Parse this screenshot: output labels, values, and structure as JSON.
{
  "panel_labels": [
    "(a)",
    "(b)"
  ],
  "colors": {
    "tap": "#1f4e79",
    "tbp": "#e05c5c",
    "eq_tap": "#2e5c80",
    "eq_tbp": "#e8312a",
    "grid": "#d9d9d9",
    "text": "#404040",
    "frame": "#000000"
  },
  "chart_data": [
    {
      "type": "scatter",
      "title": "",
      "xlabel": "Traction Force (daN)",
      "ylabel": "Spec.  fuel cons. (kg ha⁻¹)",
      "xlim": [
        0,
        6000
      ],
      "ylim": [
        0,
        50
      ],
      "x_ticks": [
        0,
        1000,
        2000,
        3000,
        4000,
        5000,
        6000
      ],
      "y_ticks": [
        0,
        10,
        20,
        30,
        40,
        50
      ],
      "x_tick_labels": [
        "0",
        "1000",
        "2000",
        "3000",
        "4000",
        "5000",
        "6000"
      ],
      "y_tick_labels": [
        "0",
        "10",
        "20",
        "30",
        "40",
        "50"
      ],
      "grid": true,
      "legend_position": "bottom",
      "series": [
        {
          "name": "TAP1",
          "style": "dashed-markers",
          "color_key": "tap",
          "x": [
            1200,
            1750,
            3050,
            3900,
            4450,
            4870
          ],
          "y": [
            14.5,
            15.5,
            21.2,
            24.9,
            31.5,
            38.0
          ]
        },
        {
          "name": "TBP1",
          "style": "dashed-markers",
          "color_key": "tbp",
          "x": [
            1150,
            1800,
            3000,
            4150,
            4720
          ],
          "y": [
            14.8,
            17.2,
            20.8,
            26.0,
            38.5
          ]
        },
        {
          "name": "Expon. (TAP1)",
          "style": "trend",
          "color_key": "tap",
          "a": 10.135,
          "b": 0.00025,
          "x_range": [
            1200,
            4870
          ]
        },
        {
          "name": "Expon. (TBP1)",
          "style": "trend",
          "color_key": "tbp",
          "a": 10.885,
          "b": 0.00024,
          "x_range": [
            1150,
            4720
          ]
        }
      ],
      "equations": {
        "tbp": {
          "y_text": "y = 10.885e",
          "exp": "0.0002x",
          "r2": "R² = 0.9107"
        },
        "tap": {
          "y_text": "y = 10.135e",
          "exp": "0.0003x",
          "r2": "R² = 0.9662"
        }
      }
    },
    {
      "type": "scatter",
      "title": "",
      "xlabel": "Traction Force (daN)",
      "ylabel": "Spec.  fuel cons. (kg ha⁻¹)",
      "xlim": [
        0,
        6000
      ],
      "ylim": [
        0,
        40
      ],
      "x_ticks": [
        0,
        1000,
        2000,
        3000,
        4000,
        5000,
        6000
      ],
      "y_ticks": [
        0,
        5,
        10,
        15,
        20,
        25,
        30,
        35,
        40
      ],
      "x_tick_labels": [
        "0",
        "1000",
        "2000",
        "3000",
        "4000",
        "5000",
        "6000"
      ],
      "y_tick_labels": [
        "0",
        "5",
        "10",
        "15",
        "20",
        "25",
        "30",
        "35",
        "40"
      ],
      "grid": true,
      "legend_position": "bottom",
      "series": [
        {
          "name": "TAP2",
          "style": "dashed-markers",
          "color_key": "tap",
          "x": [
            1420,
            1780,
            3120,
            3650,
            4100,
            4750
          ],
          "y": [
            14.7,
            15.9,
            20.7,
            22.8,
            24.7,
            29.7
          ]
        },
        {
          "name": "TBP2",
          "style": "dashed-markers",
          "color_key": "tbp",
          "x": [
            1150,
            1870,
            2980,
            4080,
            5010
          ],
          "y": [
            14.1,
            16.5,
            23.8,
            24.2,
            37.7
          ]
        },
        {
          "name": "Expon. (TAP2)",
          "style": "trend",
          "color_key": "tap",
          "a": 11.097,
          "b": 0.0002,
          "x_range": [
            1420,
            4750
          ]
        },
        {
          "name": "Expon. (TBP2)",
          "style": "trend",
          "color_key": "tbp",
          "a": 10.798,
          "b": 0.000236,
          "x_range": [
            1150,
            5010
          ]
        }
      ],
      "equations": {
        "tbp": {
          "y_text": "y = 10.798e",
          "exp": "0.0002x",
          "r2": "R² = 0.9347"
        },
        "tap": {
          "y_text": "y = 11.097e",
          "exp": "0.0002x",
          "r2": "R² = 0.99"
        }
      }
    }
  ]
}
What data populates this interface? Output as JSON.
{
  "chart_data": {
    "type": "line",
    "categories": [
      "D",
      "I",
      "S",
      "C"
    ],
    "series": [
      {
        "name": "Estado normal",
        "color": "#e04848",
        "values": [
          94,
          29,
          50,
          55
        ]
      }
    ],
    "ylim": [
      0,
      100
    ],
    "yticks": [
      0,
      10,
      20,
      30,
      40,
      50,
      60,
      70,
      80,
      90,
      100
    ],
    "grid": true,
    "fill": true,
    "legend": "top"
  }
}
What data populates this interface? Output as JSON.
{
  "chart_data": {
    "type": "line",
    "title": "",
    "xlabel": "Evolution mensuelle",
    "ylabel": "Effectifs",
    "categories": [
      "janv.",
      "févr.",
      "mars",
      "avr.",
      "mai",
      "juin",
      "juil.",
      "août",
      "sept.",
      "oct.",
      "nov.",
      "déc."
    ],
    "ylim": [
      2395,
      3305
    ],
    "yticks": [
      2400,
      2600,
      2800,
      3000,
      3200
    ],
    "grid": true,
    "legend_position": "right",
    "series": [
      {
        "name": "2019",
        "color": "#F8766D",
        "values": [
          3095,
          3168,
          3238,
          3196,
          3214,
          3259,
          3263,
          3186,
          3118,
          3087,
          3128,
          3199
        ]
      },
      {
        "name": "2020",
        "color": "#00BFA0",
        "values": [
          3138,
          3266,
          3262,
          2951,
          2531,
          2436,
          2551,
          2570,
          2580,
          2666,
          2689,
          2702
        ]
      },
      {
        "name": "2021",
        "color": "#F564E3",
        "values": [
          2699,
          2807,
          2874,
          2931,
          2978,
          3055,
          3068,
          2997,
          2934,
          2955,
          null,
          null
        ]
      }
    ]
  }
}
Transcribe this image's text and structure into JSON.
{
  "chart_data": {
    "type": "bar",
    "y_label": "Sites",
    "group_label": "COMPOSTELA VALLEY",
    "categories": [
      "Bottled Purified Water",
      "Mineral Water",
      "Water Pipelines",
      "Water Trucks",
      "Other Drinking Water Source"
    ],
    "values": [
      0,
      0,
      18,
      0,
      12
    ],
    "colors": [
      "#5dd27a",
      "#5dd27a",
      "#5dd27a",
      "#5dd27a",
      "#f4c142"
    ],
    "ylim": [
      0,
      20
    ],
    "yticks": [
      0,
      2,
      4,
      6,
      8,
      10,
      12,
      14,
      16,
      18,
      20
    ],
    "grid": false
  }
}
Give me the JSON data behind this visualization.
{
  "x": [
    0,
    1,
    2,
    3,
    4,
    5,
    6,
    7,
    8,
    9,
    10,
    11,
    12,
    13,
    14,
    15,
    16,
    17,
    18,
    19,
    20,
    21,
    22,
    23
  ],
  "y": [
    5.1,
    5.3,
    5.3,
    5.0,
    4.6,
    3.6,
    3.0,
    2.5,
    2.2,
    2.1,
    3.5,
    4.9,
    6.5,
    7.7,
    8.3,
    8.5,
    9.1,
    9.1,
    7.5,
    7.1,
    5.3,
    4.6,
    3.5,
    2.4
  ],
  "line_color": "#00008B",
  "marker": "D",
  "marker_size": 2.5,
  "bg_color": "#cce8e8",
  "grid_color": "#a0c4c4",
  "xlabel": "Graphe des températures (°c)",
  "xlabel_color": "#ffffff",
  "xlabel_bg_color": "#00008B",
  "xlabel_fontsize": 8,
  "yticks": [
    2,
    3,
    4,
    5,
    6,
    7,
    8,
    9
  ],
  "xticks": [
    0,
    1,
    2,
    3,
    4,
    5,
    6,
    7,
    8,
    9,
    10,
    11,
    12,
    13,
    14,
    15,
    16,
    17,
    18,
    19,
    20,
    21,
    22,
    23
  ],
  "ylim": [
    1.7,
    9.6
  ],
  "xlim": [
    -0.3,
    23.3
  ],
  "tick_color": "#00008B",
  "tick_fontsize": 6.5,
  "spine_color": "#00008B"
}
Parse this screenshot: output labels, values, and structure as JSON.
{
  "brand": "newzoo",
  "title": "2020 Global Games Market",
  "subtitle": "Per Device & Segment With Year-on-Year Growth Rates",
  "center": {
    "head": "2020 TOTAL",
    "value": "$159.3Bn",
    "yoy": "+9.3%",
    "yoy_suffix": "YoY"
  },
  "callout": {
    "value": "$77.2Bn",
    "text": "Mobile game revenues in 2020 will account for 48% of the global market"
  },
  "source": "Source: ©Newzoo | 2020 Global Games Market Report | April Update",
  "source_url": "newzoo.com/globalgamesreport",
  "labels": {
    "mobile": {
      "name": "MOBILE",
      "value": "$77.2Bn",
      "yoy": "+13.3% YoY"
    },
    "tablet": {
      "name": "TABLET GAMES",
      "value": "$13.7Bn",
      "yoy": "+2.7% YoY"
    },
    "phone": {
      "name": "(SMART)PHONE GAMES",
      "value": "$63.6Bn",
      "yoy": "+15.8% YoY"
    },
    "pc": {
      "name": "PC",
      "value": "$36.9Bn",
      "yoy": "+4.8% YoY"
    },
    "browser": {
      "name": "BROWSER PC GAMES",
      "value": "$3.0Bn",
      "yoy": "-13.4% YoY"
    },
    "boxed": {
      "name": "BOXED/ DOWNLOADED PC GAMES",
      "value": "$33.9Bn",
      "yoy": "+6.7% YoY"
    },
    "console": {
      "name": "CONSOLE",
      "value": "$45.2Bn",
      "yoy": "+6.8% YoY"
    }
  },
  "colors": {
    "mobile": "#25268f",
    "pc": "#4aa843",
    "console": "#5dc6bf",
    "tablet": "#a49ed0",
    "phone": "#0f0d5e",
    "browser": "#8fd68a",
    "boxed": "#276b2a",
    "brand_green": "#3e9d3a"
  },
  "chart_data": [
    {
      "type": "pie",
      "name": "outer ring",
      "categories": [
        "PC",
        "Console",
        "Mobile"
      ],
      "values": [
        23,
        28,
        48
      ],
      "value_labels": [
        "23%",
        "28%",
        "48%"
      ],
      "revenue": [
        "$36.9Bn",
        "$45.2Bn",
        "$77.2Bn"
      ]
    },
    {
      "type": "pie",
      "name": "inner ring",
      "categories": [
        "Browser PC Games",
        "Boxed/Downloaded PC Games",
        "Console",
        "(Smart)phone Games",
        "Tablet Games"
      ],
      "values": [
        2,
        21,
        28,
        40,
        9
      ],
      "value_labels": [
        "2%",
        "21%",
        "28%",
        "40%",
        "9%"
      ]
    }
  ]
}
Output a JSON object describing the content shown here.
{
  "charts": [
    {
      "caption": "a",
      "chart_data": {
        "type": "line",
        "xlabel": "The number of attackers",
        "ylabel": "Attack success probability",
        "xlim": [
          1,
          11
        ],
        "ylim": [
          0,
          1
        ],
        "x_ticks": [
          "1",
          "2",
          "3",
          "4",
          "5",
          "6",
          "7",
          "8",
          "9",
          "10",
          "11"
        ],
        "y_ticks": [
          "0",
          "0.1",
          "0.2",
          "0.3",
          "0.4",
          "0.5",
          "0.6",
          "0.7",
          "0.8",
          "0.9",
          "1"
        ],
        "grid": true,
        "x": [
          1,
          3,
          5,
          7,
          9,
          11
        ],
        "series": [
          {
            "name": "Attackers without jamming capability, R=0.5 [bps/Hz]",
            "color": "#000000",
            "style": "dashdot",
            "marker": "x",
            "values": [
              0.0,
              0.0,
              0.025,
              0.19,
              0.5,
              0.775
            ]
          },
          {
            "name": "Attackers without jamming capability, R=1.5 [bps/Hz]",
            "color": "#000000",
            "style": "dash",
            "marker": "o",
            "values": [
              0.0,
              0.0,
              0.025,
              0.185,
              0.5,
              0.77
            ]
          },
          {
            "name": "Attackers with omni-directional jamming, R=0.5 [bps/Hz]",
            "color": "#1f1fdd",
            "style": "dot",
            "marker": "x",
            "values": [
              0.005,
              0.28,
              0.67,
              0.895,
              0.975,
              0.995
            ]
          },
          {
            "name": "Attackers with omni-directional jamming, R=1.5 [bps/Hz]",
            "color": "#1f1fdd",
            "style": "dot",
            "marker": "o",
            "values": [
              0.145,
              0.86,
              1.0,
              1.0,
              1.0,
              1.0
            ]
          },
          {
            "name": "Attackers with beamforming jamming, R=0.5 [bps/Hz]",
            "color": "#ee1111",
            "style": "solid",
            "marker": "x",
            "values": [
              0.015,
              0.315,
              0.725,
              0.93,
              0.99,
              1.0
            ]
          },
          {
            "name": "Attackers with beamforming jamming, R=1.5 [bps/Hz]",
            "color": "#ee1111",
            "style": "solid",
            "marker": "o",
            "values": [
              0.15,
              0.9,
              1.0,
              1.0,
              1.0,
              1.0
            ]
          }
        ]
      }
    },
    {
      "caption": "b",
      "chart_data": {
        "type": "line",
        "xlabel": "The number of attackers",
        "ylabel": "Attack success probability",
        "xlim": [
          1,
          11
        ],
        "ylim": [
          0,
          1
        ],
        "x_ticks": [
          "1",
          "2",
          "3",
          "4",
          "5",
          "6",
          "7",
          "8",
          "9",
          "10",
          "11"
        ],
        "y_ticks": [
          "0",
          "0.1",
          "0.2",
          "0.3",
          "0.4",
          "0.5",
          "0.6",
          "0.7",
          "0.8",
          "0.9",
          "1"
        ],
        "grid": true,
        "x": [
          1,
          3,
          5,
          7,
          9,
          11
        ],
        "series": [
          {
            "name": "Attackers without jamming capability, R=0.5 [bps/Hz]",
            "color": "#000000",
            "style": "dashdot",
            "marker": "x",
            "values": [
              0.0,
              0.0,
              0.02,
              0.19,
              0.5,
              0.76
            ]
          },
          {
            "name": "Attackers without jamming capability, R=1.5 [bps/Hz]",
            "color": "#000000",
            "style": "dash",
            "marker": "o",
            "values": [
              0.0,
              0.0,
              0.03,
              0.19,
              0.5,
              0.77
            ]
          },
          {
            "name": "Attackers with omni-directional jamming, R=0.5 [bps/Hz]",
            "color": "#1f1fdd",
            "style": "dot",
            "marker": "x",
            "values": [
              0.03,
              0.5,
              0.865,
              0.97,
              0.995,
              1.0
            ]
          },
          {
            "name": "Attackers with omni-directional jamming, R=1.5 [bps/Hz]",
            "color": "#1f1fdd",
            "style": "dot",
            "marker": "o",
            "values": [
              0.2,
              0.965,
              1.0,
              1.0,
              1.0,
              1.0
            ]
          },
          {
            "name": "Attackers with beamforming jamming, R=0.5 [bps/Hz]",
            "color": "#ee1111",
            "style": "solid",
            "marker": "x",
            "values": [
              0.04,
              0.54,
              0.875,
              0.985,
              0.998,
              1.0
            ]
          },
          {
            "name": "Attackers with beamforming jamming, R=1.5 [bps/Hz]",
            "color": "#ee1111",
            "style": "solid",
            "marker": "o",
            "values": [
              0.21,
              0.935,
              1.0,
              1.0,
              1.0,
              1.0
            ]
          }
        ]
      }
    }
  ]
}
┄┄┄┄┄┄
Lines that hold the word "Water" are the ones to return, every one of them.

      "Bottled Purified Water",
      "Mineral Water",
      "Water Pipelines",
      "Water Trucks",
      "Other Drinking Water Source"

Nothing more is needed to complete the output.